(Extracted data entries)
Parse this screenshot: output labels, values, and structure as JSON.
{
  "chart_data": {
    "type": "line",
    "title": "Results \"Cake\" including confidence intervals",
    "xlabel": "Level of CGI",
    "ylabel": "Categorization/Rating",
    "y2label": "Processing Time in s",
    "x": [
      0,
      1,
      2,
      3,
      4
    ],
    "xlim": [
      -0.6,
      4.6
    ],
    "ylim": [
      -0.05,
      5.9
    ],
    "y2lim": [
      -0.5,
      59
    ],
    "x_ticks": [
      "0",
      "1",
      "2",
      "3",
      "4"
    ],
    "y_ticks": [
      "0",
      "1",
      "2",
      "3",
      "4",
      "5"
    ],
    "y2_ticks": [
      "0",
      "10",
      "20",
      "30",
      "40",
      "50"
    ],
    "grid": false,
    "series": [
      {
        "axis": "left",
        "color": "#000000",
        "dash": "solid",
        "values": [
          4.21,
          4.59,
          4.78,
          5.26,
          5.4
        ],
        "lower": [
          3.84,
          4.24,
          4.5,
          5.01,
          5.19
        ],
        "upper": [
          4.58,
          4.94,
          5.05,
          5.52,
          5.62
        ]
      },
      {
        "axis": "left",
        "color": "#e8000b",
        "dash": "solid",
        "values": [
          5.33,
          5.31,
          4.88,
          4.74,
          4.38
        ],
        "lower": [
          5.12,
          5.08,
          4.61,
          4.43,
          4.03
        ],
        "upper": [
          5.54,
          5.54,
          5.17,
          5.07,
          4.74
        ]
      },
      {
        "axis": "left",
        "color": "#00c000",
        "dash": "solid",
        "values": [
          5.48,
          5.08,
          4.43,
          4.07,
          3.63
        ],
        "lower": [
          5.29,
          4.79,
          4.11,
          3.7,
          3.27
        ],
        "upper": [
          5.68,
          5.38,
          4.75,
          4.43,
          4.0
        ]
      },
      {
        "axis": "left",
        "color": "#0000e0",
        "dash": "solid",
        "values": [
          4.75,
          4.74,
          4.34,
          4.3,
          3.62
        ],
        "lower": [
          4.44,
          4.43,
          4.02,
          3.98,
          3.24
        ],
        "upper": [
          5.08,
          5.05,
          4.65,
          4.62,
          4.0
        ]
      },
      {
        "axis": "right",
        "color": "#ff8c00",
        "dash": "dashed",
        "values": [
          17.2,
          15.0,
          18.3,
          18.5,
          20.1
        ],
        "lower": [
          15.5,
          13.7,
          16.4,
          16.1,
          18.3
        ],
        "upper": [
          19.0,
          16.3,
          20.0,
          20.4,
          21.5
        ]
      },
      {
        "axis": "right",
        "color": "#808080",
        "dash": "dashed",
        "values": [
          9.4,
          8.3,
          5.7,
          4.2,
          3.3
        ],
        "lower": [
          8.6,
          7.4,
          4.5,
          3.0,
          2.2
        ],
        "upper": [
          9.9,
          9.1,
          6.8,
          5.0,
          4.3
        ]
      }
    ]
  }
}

◆ What is expected
All of the lines above need to be given again exactly.

◆ Result of this task
Parse this screenshot: output labels, values, and structure as JSON.
{
  "chart_data": {
    "type": "line",
    "title": "Results \"Cake\" including confidence intervals",
    "xlabel": "Level of CGI",
    "ylabel": "Categorization/Rating",
    "y2label": "Processing Time in s",
    "x": [
      0,
      1,
      2,
      3,
      4
    ],
    "xlim": [
      -0.6,
      4.6
    ],
    "ylim": [
      -0.05,
      5.9
    ],
    "y2lim": [
      -0.5,
      59
    ],
    "x_ticks": [
      "0",
      "1",
      "2",
      "3",
      "4"
    ],
    "y_ticks": [
      "0",
      "1",
      "2",
      "3",
      "4",
      "5"
    ],
    "y2_ticks": [
      "0",
      "10",
      "20",
      "30",
      "40",
      "50"
    ],
    "grid": false,
    "series": [
      {
        "axis": "left",
        "color": "#000000",
        "dash": "solid",
        "values": [
          4.21,
          4.59,
          4.78,
          5.26,
          5.4
        ],
        "lower": [
          3.84,
          4.24,
          4.5,
          5.01,
          5.19
        ],
        "upper": [
          4.58,
          4.94,
          5.05,
          5.52,
          5.62
        ]
      },
      {
        "axis": "left",
        "color": "#e8000b",
        "dash": "solid",
        "values": [
          5.33,
          5.31,
          4.88,
          4.74,
          4.38
        ],
        "lower": [
          5.12,
          5.08,
          4.61,
          4.43,
          4.03
        ],
        "upper": [
          5.54,
          5.54,
          5.17,
          5.07,
          4.74
        ]
      },
      {
        "axis": "left",
        "color": "#00c000",
        "dash": "solid",
        "values": [
          5.48,
          5.08,
          4.43,
          4.07,
          3.63
        ],
        "lower": [
          5.29,
          4.79,
          4.11,
          3.7,
          3.27
        ],
        "upper": [
          5.68,
          5.38,
          4.75,
          4.43,
          4.0
        ]
      },
      {
        "axis": "left",
        "color": "#0000e0",
        "dash": "solid",
        "values": [
          4.75,
          4.74,
          4.34,
          4.3,
          3.62
        ],
        "lower": [
          4.44,
          4.43,
          4.02,
          3.98,
          3.24
        ],
        "upper": [
          5.08,
          5.05,
          4.65,
          4.62,
          4.0
        ]
      },
      {
        "axis": "right",
        "color": "#ff8c00",
        "dash": "dashed",
        "values": [
          17.2,
          15.0,
          18.3,
          18.5,
          20.1
        ],
        "lower": [
          15.5,
          13.7,
          16.4,
          16.1,
          18.3
        ],
        "upper": [
          19.0,
          16.3,
          20.0,
          20.4,
          21.5
        ]
      },
      {
        "axis": "right",
        "color": "#808080",
        "dash": "dashed",
        "values": [
          9.4,
          8.3,
          5.7,
          4.2,
          3.3
        ],
        "lower": [
          8.6,
          7.4,
          4.5,
          3.0,
          2.2
        ],
        "upper": [
          9.9,
          9.1,
          6.8,
          5.0,
          4.3
        ]
      }
    ]
  }
}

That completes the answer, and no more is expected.